● **What you will do**: Wherever the word "into" appears in the entries, copy the whole line.

● **Records shown**:
↓↓↓
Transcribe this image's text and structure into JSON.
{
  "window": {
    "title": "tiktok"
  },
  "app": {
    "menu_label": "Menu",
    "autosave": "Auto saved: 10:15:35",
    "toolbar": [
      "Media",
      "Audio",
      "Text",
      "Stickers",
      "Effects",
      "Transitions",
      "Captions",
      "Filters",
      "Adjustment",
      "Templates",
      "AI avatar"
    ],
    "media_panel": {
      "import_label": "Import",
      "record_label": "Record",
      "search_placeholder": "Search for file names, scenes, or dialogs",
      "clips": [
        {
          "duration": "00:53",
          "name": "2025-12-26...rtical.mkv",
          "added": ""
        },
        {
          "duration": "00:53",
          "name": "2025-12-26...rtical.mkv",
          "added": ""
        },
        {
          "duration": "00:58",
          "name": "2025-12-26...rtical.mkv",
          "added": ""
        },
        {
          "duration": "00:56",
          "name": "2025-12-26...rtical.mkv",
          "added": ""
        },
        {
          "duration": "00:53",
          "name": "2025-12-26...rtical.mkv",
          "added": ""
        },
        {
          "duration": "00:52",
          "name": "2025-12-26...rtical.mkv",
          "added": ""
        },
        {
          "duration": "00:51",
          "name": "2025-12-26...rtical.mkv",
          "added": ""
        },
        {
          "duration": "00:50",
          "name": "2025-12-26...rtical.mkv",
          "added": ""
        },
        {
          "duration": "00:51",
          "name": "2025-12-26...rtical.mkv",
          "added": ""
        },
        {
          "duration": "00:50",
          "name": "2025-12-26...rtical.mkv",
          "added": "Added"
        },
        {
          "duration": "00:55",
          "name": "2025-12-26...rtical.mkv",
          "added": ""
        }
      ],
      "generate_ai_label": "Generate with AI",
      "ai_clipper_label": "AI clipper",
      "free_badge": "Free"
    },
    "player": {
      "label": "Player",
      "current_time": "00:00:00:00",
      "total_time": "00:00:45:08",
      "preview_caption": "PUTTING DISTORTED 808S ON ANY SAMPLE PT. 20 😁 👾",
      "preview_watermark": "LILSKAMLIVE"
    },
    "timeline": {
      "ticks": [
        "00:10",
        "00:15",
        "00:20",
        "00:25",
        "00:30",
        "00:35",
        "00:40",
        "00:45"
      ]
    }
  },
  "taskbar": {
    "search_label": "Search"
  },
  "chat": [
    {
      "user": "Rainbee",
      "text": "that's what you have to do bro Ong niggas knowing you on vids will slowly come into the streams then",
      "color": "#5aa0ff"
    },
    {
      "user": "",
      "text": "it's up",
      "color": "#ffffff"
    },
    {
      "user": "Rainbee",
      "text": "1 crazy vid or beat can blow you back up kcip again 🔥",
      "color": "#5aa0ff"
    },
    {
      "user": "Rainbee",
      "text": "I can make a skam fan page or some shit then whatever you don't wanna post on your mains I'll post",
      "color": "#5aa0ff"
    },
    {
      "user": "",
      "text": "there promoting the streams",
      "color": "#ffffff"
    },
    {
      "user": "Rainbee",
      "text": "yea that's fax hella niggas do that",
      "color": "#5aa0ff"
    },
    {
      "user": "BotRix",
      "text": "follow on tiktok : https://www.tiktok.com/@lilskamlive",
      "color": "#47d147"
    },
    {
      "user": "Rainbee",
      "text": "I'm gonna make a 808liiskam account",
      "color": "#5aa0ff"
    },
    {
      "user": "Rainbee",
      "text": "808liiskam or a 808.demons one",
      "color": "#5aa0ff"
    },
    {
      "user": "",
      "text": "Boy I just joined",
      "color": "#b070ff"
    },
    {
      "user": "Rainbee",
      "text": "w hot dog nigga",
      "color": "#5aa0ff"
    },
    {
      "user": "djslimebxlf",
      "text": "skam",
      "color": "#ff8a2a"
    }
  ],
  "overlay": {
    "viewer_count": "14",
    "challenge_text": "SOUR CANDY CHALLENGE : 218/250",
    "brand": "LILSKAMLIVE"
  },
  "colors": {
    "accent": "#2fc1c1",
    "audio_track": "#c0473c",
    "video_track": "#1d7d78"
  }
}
↑↑↑
● **Solution to this exercise**:
Transcribe this image's text and structure into JSON.
      "text": "that's what you have to do bro Ong niggas knowing you on vids will slowly come into the streams then",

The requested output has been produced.